--- TEXTO ---
Cada vez en menos bodegas o pequeños comercios se establece una relación personal. Muchos sitios son, de hecho, no-lugares. Y por eso esta ciudad podría llorar la muerte, hace escasos días, del antropólogo francés Marc Augé, que acuñó el término no-lugar para hablar de esos espacios de tránsito, de aeropuertos a centros comerciales, donde el ser humano es un número, donde no hay interacción, donde, en fin, ni siquiera un nombre, ya no digamos un apodo, lo individualiza.

Duelo por una franquicia

Pensemos, por ejemplo, que en Barcelona se lloró profusamente la desaparición de un Bracafé. En otras ciudades la ciudadanía lamenta el cierre de una antigua taberna del siglo XVIII o de un negocio familiar decimonónico. Nosotros vamos tan necesitados que se montó una campaña de duelo porque cerraba una franquicia, ¡una franquicia!, la de la calle Caspe, de una famosa cadena cafetera.

Aquí sabemos que si desaparece una librería pondrán un Mango y que si se cierra un cine aparecerá un Bonpreu. Si lo que cierra es cualquier pequeño establecimiento, abrirá una tienda de carcasas. Pero hagamos una ecuación: si Barcelona es un no-lugar, ir a los mejores no-lugares de Barcelona los convertirá en lugares (no soy muy bueno en matemáticas). 

En agosto las ciudades son aún más no-ciudades. Y yo podría proponer frecuentar el Carrefour, para socializar su aire acondicionado y pasear como por una fresquita avenida de Donosti, sin necesidad de comprar, mientras uno tararea las canciones que ponen (me encanta la versión corporativa que cambia 'Daddy Cool' por Carrefour, cuando la cantan mis hijos). Augé se fijaba mucho en los aeropuertos como no-lugares y yo sugiero ir a ver aviones a los bancos de piedra al lado de la playa del Prat, donde parece que los puedas coger con la mano como King Kong. También me gusta especialmente subir y bajar en el Funicular y atajar por el Fnac. En Ikea, por ejemplo, está todo el ciclo de la vida: propongo una plácida tarde, donde se puede jugar con los peluches, comer albóndigas como en Estocolmo, sestear un ratito en la zona de sofás (uno podría vivir toda la vida en la zona de exposición de Ikea). O fantasear que se va a un autocine de los de las películas de Hollywood de los cincuenta, visitando el McAuto de L’Hospitalet. O un cóctel en un hotel, el Rivoli de las Ramblas (hasta con una maleta vacía).
--- DATOS DISPONIBLES ---
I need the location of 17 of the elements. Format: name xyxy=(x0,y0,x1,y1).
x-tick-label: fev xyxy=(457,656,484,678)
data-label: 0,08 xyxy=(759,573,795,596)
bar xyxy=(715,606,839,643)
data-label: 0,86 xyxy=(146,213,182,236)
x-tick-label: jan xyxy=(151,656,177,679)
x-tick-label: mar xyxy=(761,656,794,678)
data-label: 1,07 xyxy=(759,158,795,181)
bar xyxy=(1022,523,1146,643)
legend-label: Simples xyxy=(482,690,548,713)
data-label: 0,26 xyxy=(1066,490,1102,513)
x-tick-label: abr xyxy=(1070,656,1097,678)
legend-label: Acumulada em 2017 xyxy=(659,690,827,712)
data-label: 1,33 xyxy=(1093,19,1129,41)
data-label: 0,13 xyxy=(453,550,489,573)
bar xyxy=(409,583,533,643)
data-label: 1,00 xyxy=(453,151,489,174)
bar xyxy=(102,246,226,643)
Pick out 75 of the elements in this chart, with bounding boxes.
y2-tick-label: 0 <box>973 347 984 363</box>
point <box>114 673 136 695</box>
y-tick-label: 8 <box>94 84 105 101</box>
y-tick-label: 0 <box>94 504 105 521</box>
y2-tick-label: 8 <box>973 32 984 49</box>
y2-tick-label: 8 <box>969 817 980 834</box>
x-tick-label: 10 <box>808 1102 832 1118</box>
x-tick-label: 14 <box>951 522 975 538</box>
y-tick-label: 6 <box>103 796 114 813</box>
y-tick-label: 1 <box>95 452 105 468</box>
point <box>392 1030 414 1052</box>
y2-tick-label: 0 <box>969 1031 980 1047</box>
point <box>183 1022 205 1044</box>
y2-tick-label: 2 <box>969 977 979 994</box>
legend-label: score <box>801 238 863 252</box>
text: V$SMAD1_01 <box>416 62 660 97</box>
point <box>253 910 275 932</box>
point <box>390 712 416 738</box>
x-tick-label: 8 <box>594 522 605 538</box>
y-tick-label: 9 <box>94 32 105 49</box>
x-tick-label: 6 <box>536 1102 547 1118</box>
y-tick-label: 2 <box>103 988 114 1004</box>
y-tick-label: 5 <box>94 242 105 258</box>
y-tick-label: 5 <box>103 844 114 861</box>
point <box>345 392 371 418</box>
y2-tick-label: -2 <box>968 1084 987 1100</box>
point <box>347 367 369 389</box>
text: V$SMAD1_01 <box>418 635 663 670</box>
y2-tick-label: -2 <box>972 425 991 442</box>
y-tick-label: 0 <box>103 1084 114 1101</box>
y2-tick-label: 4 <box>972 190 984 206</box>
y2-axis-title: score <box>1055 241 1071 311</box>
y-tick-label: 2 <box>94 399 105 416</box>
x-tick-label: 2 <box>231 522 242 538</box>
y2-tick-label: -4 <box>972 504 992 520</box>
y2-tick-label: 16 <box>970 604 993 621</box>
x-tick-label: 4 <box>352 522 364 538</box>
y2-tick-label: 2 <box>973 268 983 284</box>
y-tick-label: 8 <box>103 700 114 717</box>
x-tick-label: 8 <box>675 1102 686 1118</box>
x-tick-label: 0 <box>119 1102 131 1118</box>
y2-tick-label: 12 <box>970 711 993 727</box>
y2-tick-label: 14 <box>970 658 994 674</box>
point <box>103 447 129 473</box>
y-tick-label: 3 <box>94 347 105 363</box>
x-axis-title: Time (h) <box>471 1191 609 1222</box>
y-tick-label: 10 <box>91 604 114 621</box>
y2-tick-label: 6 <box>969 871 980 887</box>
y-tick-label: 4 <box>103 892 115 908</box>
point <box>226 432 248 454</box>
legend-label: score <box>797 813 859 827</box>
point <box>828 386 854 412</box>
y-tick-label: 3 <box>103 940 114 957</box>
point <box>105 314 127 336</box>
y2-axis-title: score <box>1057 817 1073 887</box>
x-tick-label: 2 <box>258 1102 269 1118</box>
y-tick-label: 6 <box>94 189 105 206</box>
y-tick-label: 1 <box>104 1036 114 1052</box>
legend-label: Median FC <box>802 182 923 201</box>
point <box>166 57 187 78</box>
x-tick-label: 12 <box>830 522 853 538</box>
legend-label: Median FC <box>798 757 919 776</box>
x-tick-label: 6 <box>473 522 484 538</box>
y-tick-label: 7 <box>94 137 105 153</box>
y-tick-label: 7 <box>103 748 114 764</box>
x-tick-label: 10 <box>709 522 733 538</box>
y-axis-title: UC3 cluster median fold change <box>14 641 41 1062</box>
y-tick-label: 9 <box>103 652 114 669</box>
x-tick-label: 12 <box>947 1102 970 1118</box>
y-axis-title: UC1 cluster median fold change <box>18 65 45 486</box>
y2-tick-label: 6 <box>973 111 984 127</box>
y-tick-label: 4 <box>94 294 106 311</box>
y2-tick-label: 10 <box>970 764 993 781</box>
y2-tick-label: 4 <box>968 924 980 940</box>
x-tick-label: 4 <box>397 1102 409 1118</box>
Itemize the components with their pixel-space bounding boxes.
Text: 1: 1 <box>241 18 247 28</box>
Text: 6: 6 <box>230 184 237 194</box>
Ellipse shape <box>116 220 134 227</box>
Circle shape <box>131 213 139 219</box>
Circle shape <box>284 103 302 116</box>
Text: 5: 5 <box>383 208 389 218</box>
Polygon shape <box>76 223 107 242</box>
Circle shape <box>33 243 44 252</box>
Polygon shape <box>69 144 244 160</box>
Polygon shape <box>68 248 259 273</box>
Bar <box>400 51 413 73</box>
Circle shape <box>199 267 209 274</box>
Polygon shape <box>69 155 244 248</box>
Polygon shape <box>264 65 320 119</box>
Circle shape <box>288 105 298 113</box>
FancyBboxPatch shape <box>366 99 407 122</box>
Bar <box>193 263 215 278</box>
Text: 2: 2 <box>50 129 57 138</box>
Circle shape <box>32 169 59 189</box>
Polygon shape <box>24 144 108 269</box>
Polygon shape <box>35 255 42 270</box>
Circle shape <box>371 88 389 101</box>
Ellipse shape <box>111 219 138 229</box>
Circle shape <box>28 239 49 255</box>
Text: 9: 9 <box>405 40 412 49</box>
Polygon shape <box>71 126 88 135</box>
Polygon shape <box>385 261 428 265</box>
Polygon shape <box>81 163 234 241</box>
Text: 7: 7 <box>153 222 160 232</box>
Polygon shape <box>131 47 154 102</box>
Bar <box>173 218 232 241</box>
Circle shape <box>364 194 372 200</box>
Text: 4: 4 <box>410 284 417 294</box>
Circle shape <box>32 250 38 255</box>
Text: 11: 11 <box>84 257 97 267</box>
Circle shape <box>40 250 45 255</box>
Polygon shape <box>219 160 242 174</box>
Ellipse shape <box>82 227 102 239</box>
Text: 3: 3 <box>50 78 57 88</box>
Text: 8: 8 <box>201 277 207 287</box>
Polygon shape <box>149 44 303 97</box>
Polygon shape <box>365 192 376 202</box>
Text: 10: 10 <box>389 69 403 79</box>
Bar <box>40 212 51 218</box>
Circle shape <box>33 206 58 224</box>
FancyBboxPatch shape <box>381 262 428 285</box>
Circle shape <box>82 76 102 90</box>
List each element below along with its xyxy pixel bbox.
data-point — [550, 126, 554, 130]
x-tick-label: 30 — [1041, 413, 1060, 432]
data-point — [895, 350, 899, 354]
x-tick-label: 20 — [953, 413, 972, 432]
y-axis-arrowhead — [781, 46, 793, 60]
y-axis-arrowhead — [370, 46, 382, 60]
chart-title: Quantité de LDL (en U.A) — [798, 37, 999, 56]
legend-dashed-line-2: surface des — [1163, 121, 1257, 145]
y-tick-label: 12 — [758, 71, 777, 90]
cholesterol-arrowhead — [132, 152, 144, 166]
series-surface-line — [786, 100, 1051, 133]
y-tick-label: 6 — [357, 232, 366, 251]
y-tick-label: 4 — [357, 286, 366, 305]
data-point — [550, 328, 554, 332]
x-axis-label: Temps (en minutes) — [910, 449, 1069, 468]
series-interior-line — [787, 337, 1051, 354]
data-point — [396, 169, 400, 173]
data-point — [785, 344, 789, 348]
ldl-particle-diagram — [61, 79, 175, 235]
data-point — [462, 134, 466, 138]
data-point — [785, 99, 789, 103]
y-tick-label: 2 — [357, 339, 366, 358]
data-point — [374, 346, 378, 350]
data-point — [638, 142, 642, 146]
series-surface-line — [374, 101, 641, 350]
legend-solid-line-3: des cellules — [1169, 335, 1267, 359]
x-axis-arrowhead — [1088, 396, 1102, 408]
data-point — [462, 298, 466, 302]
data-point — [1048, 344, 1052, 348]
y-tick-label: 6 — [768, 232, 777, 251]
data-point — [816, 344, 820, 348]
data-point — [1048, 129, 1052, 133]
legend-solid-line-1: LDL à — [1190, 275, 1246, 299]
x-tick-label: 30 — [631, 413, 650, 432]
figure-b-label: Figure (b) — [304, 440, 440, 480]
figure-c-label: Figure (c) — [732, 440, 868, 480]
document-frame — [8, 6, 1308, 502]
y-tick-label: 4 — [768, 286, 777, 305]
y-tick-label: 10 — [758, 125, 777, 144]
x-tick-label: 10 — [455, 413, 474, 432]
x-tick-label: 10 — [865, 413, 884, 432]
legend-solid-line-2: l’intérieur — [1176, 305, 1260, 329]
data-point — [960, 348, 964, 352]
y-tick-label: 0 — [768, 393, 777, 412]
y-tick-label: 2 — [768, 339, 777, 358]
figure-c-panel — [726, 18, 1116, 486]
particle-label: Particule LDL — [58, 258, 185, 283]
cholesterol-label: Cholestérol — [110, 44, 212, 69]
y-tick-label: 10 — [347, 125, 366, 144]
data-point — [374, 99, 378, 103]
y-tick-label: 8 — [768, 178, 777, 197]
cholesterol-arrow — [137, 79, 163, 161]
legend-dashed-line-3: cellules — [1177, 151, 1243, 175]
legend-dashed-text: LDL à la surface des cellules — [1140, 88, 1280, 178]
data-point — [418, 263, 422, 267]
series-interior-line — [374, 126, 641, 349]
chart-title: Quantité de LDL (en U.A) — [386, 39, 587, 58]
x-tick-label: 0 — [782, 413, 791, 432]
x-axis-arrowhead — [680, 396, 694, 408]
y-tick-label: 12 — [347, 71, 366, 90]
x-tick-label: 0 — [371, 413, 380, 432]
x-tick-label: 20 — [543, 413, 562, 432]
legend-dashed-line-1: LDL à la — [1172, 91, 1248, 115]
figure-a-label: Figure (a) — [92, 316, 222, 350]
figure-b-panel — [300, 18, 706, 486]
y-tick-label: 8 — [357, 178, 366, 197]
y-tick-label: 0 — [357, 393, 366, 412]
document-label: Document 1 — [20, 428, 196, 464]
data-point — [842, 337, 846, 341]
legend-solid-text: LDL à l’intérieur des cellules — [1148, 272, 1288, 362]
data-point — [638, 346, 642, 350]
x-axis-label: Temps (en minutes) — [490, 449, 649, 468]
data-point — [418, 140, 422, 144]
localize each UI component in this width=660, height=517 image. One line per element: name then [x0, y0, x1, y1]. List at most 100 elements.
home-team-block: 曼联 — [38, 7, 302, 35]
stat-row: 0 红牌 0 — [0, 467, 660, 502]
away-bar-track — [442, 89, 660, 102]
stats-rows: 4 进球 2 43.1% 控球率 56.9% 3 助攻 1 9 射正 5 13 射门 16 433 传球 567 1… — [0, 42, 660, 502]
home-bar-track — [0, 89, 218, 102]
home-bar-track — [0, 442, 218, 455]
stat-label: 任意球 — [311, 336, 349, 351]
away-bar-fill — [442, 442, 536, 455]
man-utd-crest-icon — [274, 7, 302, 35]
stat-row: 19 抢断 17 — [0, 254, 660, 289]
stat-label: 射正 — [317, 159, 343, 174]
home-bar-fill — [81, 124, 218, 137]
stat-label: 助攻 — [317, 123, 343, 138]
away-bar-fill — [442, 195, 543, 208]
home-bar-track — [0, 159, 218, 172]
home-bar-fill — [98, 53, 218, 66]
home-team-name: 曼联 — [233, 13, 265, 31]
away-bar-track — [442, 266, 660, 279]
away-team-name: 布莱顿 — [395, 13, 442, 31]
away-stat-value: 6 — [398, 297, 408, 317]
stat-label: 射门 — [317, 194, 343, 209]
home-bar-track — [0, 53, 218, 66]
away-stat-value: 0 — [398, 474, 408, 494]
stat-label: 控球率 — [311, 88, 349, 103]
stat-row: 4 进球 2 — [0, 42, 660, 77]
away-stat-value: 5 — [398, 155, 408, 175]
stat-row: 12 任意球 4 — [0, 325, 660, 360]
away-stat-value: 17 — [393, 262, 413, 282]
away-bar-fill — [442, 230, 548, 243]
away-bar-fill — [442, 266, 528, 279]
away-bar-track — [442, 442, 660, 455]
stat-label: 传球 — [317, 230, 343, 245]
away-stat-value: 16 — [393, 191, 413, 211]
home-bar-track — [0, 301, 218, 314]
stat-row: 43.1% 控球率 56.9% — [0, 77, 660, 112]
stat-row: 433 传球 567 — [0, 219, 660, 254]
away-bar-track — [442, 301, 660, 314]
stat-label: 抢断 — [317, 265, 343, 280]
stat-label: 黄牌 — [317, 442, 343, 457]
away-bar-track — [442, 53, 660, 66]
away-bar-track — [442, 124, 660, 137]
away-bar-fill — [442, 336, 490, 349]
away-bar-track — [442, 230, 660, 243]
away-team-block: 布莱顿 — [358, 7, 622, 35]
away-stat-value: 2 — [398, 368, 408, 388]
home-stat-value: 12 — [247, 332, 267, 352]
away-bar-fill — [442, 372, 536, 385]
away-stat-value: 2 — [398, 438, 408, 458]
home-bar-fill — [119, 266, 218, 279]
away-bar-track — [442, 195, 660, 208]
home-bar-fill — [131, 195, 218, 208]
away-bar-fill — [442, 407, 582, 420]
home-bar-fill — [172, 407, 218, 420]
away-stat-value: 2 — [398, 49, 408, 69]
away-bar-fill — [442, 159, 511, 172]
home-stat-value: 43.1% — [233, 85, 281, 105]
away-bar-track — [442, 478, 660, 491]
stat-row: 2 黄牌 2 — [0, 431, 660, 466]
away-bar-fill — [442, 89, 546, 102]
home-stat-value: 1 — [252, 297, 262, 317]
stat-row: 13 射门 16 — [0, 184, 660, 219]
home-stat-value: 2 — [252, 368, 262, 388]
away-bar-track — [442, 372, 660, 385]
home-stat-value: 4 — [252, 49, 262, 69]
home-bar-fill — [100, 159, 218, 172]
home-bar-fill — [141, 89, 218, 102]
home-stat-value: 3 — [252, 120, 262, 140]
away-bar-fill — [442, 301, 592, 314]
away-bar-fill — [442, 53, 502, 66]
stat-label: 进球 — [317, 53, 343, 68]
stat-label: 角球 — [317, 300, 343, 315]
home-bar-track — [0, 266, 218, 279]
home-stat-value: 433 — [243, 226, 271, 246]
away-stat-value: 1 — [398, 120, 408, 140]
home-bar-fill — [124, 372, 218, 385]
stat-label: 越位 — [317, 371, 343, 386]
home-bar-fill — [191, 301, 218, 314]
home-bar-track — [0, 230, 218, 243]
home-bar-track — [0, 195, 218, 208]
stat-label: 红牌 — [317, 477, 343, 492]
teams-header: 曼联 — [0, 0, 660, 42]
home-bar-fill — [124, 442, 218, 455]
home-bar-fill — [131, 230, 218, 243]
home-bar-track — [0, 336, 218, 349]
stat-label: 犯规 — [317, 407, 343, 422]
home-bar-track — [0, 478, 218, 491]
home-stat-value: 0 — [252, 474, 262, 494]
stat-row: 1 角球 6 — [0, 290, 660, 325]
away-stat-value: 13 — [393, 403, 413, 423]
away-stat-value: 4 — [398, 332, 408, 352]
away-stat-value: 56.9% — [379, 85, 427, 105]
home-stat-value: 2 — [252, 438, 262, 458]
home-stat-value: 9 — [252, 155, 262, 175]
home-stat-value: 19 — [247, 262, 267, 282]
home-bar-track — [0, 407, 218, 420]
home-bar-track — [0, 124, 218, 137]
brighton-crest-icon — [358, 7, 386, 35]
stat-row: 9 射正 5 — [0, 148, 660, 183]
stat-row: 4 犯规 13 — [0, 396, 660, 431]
---
**TAREAS POR REALIZAR**:
1. Por favor, enumera los sitios que el texto sobre los no-lugares de Barcelona propone frecuentar en su último párrafo.
2. Responde estas preguntas sobre el texto sobre los no-lugares de Barcelona:
(a) ¿De qué nacionalidad era Marc Augé?
(b) ¿En qué calle estaba la franquicia cuyo cierre motivó una campaña de duelo?
(c) ¿Qué abrirá, según el texto, si cierra cualquier pequeño establecimiento?
3. Retoma el texto sobre los no-lugares de Barcelona a partir de su última frase.

**TUS RESPUESTAS**:
1.
- Carrefour
- los bancos de piedra al lado de la playa del Prat
- el Funicular
- el Fnac
- Ikea
- el McAuto de L'Hospitalet
- el hotel Rivoli de las Ramblas

2.
(a) Francesa.
(b) En la calle Caspe.
(c) Una tienda de carcasas.

3.
Trasbordos con conciertos

Cuando quiero reflexionar sobre el paso del tiempo y de la vida voy al trasbordo del paseo de Gràcia (incluso hay conciertos) y cuando me pregunto por qué narices malvivo en una ciudad me paso por un Tiger (¿acaso hay estos templos de la chorrada barata y mona en el rural?). 

Saramago hizo del no-lugar una caverna para lamentar la relevancia cultural de los centros comerciales, pero películas como 'Mallrats' los defendían como lugar de encuentro adolescente.¿Puede surgir el primer amor en un 100 Montaditos? Sí, como crecen orquídeas en lodazales. 

Este tipo de rutas por no-lugares reconcilian con lo peor de la ciudad, incluso cuando es menos ciudad, en agosto. Como dijo el poeta neoyorquino Frank O’Hara: «Yo ni siquiera puedo disfrutar de una brizna de hierba si no sé que hay una parada de metro cerca o una tienda de discos o algún otro signo de que la gente no lamenta por completo la vida».